> [WHAT THE TASK ASKS] Copy every record word for word.

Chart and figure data
────────────────────

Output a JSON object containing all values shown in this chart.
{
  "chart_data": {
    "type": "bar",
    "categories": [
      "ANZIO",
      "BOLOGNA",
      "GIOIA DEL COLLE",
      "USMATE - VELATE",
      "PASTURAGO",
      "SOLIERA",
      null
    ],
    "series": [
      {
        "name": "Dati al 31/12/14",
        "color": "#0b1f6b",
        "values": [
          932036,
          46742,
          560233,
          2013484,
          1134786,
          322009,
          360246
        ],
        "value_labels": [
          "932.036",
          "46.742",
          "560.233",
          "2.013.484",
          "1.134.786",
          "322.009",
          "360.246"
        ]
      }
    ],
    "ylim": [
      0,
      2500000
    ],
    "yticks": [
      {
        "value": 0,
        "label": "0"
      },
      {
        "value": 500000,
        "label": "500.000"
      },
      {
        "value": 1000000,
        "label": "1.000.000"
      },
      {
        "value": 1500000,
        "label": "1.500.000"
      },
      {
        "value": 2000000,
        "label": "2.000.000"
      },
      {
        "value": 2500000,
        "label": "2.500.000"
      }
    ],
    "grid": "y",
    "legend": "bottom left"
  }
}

────────────────────

> [TASK OUTPUT]
Output a JSON object containing all values shown in this chart.
{
  "chart_data": {
    "type": "bar",
    "categories": [
      "ANZIO",
      "BOLOGNA",
      "GIOIA DEL COLLE",
      "USMATE - VELATE",
      "PASTURAGO",
      "SOLIERA",
      null
    ],
    "series": [
      {
        "name": "Dati al 31/12/14",
        "color": "#0b1f6b",
        "values": [
          932036,
          46742,
          560233,
          2013484,
          1134786,
          322009,
          360246
        ],
        "value_labels": [
          "932.036",
          "46.742",
          "560.233",
          "2.013.484",
          "1.134.786",
          "322.009",
          "360.246"
        ]
      }
    ],
    "ylim": [
      0,
      2500000
    ],
    "yticks": [
      {
        "value": 0,
        "label": "0"
      },
      {
        "value": 500000,
        "label": "500.000"
      },
      {
        "value": 1000000,
        "label": "1.000.000"
      },
      {
        "value": 1500000,
        "label": "1.500.000"
      },
      {
        "value": 2000000,
        "label": "2.000.000"
      },
      {
        "value": 2500000,
        "label": "2.500.000"
      }
    ],
    "grid": "y",
    "legend": "bottom left"
  }
}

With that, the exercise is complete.